-------- TEXTO

Depoimento liga entrega de valores de agiota ao governador do Maranhão e ao sobrinho Daniel Brandão

A Polícia Federal apura o relato de Gilbson César Soares Cutrim Júnior, condenado pelo assassinato do empresário João Bosco, de que buscava recursos com o agiota Josival Cavalcanti da Silva, conhecido como Pacovan, para repassá-los ao governador do Maranhão, Carlos Brandão (MDB).

Segundo o depoimento, parte desses valores teria sido levada até o Palácio dos Leões, sede do governo estadual, e entregue a Daniel Brandão, sobrinho do governador e conselheiro do Tribunal de Contas do Estado do Maranhão, atualmente afastado do cargo por decisão do ministro Flávio Dino, do Supremo Tribunal Federal.

Em depoimento prestado à Polícia Federal em 19 de fevereiro, Gilbson relatou ter buscado dinheiro com Pacovan para destiná-lo a Carlos Brandão, afirmando que chegou a levar valores para dentro do palácio e entregá-los pessoalmente a Daniel. Segundo seu relato, o clima de desconfiança que se seguiu a essas tratativas teria gerado receio de que ele revelasse informações comprometedoras em plena campanha eleitoral, o que poderia prejudicar a reeleição do governador.

O depoimento também aponta divergências relacionadas à divisão de recursos do Fundo de Manutenção e Desenvolvimento da Educação Básica e de Valorização dos Profissionais da Educação (Fundeb). Segundo a Polícia Federal, o conflito que resultou na morte de João Bosco teria como motivação disputas na partilha de recursos vinculados a uma dívida prescrita relacionada a essa fonte de financiamento.

Ainda de acordo com Gilbson, o clima de desconfiança e a disputa por valores levaram Daniel Brandão a marcar um encontro em um prédio, sob a justificativa de que ali resolveriam a situação. Segundo sua versão apresentada à PF, ele percebeu durante a reunião que seria alvo de uma emboscada e, diante disso, efetuou os disparos que resultaram na morte de João Bosco.

Em nota, a defesa de Carlos Brandão classifica as acusações como inconsistentes e questiona a competência do STF para conduzir as investigações. Os advogados sustentam que eventuais apurações contra o governador deveriam tramitar no Superior Tribunal de Justiça e alegam que as medidas avançaram sem o aval da Procuradoria-Geral da República.

----------------

=== INSTRUÇÕES DAS TAREFAS ===
A - Transcreva, por favor, o trecho da reportagem que vai de "Segundo o depoimento, parte" até "reeleição do governador.", incluindo este último.
B - Segundo a reportagem, em que data Gilbson prestou depoimento à Polícia Federal?
C - Liste todas as pessoas mencionadas pelo nome na reportagem.

-------- ENTRADAS APRESENTADAS

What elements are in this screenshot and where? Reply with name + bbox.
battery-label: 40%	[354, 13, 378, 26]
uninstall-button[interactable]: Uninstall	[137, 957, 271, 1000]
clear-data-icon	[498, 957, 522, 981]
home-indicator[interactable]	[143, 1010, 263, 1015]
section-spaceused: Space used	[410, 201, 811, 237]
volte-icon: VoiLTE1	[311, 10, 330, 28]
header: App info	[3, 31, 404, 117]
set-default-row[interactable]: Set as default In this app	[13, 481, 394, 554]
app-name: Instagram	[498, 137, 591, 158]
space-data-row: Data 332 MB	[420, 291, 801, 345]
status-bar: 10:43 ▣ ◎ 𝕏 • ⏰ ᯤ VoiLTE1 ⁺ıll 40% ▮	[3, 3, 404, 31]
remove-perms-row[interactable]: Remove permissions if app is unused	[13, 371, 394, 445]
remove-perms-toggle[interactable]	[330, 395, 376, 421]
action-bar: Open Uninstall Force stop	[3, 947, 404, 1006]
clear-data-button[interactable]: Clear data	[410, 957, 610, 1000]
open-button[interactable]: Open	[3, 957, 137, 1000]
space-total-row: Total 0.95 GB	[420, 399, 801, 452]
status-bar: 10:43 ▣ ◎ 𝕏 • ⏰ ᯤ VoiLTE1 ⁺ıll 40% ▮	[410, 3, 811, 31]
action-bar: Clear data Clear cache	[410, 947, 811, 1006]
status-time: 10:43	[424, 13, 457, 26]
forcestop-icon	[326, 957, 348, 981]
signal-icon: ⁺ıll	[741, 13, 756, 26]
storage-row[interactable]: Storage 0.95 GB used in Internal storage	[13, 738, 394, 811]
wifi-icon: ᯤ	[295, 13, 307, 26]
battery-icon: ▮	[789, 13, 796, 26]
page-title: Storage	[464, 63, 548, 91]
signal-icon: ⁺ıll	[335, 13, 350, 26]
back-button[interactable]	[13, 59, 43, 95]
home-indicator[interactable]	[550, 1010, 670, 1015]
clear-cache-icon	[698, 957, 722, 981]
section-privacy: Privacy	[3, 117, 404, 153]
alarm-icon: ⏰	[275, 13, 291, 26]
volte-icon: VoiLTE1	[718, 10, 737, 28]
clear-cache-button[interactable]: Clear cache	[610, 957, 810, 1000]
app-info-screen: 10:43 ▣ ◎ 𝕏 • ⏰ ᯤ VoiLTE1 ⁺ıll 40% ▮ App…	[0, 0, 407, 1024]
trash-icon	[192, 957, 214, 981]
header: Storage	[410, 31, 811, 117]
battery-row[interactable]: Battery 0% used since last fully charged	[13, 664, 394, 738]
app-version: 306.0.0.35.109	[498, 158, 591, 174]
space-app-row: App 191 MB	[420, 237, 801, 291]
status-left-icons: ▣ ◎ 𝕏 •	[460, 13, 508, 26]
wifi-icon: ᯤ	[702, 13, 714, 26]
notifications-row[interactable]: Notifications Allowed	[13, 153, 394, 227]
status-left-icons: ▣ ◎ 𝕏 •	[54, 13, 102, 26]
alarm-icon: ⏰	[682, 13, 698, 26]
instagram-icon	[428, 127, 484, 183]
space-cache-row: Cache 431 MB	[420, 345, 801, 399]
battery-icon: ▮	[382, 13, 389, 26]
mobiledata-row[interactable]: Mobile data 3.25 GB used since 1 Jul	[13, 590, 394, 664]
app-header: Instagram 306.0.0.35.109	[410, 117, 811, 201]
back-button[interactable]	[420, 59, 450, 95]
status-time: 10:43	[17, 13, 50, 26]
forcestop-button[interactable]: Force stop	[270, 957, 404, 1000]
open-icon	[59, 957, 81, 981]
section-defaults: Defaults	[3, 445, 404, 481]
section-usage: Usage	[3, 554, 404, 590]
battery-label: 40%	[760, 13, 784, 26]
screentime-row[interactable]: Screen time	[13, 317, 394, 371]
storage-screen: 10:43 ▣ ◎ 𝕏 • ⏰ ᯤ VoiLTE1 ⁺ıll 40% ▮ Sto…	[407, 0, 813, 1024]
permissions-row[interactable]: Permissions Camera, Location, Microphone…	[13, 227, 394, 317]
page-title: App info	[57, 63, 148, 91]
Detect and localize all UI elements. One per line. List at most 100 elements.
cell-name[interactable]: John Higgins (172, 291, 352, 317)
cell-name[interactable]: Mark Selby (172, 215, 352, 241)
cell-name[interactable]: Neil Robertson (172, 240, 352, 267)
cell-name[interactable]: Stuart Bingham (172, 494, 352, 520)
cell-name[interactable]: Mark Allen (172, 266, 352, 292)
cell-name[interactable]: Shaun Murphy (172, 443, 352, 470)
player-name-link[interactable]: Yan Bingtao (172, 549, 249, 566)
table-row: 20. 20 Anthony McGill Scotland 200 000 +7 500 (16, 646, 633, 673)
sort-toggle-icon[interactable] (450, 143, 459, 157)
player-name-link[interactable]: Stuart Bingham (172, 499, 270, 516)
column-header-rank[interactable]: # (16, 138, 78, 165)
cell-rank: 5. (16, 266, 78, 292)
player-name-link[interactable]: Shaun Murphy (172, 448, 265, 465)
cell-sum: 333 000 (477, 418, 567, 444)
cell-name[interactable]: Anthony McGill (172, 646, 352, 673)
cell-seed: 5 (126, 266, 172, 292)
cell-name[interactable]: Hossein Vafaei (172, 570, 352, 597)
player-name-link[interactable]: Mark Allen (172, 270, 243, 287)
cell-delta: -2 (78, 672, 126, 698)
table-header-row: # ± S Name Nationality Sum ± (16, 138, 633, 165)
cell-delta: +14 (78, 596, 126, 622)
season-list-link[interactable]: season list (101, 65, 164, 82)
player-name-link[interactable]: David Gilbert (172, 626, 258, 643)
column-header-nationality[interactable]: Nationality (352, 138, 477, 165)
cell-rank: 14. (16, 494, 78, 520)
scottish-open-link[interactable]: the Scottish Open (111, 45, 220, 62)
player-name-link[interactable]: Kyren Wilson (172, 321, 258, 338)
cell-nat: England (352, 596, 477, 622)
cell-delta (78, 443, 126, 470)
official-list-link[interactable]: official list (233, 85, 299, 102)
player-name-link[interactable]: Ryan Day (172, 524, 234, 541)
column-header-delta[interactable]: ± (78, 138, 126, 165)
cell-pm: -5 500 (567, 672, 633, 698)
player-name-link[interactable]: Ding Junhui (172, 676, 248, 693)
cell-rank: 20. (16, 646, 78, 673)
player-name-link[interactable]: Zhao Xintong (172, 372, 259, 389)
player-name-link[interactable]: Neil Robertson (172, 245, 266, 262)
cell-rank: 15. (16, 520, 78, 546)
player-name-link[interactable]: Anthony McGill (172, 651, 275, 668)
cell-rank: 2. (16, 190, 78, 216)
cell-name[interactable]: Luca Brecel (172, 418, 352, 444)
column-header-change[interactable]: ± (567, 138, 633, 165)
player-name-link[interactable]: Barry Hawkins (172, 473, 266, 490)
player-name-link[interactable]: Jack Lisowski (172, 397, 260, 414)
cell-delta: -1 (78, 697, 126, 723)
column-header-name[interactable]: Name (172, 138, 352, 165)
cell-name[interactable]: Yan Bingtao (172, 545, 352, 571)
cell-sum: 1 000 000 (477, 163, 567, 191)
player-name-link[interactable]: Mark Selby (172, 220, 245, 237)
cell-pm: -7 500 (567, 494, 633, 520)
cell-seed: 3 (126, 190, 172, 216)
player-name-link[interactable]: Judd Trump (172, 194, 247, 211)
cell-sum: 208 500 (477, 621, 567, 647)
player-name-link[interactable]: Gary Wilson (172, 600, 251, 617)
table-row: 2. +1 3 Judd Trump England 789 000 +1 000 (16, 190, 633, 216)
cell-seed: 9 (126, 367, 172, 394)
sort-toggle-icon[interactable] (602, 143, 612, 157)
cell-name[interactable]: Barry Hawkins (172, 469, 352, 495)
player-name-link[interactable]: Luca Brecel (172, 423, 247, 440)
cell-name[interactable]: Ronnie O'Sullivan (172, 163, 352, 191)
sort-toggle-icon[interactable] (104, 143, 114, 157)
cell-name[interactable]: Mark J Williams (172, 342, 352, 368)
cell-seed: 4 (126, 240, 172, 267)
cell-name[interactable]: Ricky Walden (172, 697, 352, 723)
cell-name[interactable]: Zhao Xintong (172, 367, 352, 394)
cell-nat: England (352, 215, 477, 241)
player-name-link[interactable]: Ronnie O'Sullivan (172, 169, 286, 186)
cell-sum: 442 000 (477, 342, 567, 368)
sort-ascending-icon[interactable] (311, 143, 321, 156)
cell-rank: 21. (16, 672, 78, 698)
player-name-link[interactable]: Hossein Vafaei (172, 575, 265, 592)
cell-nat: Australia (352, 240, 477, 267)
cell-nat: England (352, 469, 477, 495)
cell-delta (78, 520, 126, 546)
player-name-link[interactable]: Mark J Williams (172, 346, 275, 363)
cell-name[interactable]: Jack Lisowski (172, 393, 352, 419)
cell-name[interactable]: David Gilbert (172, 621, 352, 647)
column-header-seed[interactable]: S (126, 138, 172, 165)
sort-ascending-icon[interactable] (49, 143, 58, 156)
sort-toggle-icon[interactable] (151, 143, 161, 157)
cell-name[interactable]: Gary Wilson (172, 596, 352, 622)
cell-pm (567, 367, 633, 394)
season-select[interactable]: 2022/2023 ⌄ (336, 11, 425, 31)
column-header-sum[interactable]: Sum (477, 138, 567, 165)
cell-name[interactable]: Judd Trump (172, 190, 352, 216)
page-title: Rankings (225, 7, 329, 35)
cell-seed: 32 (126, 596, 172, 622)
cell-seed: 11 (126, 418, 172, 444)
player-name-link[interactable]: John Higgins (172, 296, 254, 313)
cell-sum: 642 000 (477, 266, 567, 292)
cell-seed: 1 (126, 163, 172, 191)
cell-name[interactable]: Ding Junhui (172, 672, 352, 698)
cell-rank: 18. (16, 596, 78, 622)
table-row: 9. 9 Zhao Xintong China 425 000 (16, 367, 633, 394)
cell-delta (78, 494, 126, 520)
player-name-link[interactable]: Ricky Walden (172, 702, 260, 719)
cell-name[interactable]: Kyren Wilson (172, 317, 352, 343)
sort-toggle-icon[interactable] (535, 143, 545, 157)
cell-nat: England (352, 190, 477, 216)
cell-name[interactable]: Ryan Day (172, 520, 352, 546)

----------------

=== RESPOSTAS POR TAREFA ===
A -
Segundo o depoimento, parte desses valores teria sido levada até o Palácio dos Leões, sede do governo estadual, e entregue a Daniel Brandão, sobrinho do governador e conselheiro do Tribunal de Contas do Estado do Maranhão, atualmente afastado do cargo por decisão do ministro Flávio Dino, do Supremo Tribunal Federal.

Em depoimento prestado à Polícia Federal em 19 de fevereiro, Gilbson relatou ter buscado dinheiro com Pacovan para destiná-lo a Carlos Brandão, afirmando que chegou a levar valores para dentro do palácio e entregá-los pessoalmente a Daniel. Segundo seu relato, o clima de desconfiança que se seguiu a essas tratativas teria gerado receio de que ele revelasse informações comprometedoras em plena campanha eleitoral, o que poderia prejudicar a reeleição do governador.

B - Em 19 de fevereiro.

C -
Gilbson César Soares Cutrim Júnior
João Bosco
Josival Cavalcanti da Silva (Pacovan)
Carlos Brandão
Daniel Brandão
Flávio Dino